Prompt: Only lines with the word "wordt" are needed; collect each of them from the listing below.

Provided material:
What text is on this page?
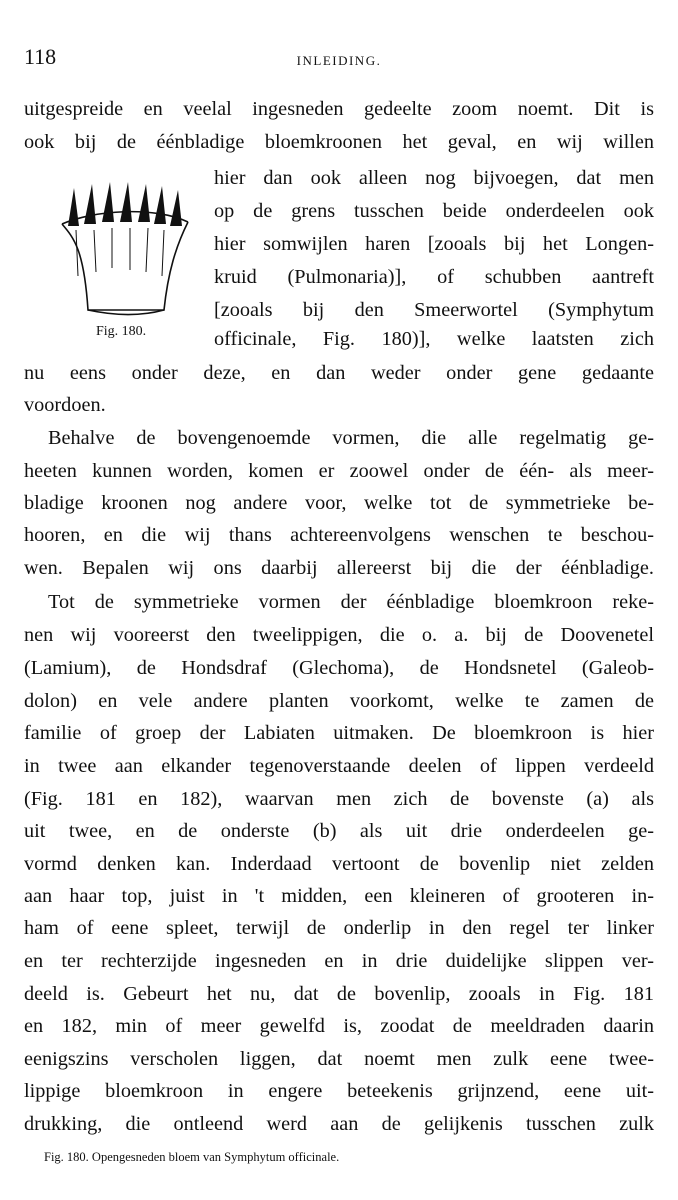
118	INLEIDING.
uitgespreide en veelal ingesneden gedeelte zoom noemt. Dit is
ook bij de éénbladige bloemkroonen het geval, en wij willen
hier dan ook alleen nog bijvoegen, dat men
op de grens tusschen beide onderdeelen ook
hier somwijlen haren [zooals bij het Longen-
kruid (Pulmonaria)], of schubben aantreft
[zooals bij den Smeerwortel (Symphytum
officinale, Fig. 180)], welke laatsten zich
nu eens onder deze, en dan weder onder gene gedaante
voordoen.
Behalve de bovengenoemde vormen, die alle regelmatig ge-
heeten kunnen worden, komen er zoowel onder de één- als meer-
bladige kroonen nog andere voor, welke tot de symmetrieke be-
hooren, en die wij thans achtereenvolgens wenschen te beschou-
wen. Bepalen wij ons daarbij allereerst bij die der éénbladige.
Tot de symmetrieke vormen der éénbladige bloemkroon reke-
nen wij vooreerst den tweelippigen, die o. a. bij de Doovenetel
(Lamium), de Hondsdraf (Glechoma), de Hondsnetel (Galeob-
dolon) en vele andere planten voorkomt, welke te zamen de
familie of groep der Labiaten uitmaken. De bloemkroon is hier
in twee aan elkander tegenoverstaande deelen of lippen verdeeld
(Fig. 181 en 182), waarvan men zich de bovenste (a) als
uit twee, en de onderste (b) als uit drie onderdeelen ge-
vormd denken kan. Inderdaad vertoont de bovenlip niet zelden
aan haar top, juist in 't midden, een kleineren of grooteren in-
ham of eene spleet, terwijl de onderlip in den regel ter linker
en ter rechterzijde ingesneden en in drie duidelijke slippen ver-
deeld is. Gebeurt het nu, dat de bovenlip, zooals in Fig. 181
en 182, min of meer gewelfd is, zoodat de meeldraden daarin
eenigszins verscholen liggen, dat noemt men zulk eene twee-
lippige bloemkroon in engere beteekenis grijnzend, eene uit-
drukking, die ontleend werd aan de gelijkenis tusschen zulk
Fig. 180.
Fig. 180. Opengesneden bloem van Symphytum officinale.
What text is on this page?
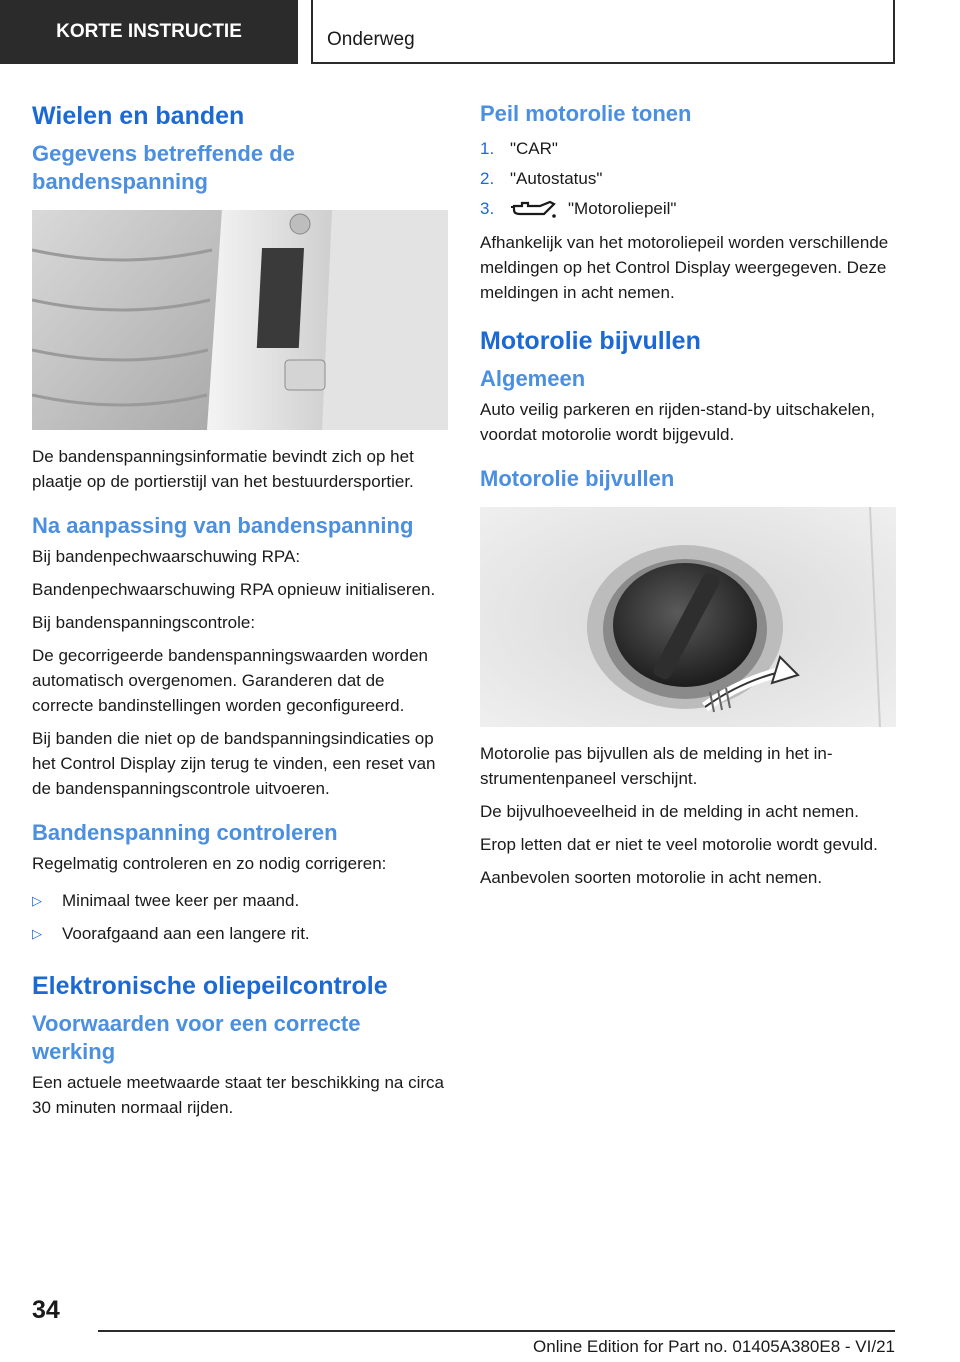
KORTE INSTRUCTIE	Onderweg
Wielen en banden
Gegevens betreffende de bandenspanning

De bandenspanningsinformatie bevindt zich op het plaatje op de portierstijl van het bestuurdersportier.

Na aanpassing van bandenspanning

Bij bandenpechwaarschuwing RPA:

Bandenpechwaarschuwing RPA opnieuw initialiseren.

Bij bandenspanningscontrole:

De gecorrigeerde bandenspanningswaarden worden automatisch overgenomen. Garanderen dat de correcte bandinstellingen worden geconfigureerd.

Bij banden die niet op de bandspanningsindicaties op het Control Display zijn terug te vinden, een reset van de bandenspanningscontrole uitvoeren.

Bandenspanning controleren

Regelmatig controleren en zo nodig corrigeren:

▷	Minimaal twee keer per maand.
▷	Voorafgaand aan een langere rit.
Elektronische oliepeilcontrole
Voorwaarden voor een correcte werking

Een actuele meetwaarde staat ter beschikking na circa 30 minuten normaal rijden.

Peil motorolie tonen
1. "CAR"
2. "Autostatus"
3.	"Motoroliepeil"

Afhankelijk van het motoroliepeil worden verschillende meldingen op het Control Display weergegeven. Deze meldingen in acht nemen.

Motorolie bijvullen
Algemeen

Auto veilig parkeren en rijden-stand-by uitschakelen, voordat motorolie wordt bijgevuld.

Motorolie bijvullen

Motorolie pas bijvullen als de melding in het instrumentenpaneel verschijnt.

De bijvulhoeveelheid in de melding in acht nemen.

Erop letten dat er niet te veel motorolie wordt gevuld.

Aanbevolen soorten motorolie in acht nemen.

34
Online Edition for Part no. 01405A380E8 - VI/21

Solution to the exercise:
Auto veilig parkeren en rijden-stand-by uitschakelen, voordat motorolie wordt bijgevuld.
Erop letten dat er niet te veel motorolie wordt gevuld.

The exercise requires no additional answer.